The city-owned streetcar line, which cost $100 million to build, has helped sweep in $2.4 billion in new commercial and housing development, with 7,248 new housing units, according to city statistics. A former vacant railway yard and grimy light-industrial sector on the line’s northern end was transformed into a hip area called the Pearl District. On the other end, industrial ground along the Williamette River has become the South Waterfront, a neighborhood of high-rise condominiums, town houses, offices, parks and a tram with spectacular views.

Although riding the Portland streetcars now seems like a logical step to urban prosperity, getting the line built took 11 years of promoting the idea.

A major task included convincing residents that pedestrians, bicyclists, drivers and streetcars could co-exist in the same right of way. Miami, which plans to open a line in 2012, put the problem to rest by producing videos of Portland streetcars as they operate without a hitch, and posting them on a Web site, miamigov.com/MiamiStreetcar/pages/Videos.asp.

Another challenge was raising money. Portland financed its line almost entirely with local taxes.

EXERCISE: According to the streetcar text, how long did it take to get Portland's line built?

DATASET EXTRACT:
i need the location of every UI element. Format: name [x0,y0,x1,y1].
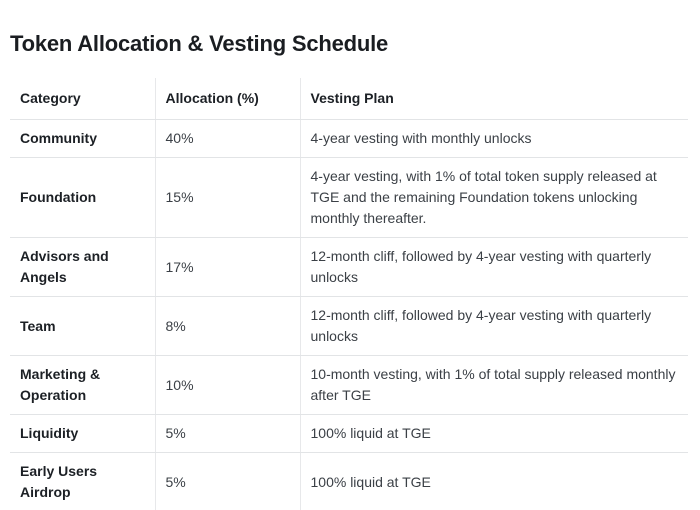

THE SOLUTION: It took 11 years of promoting the idea.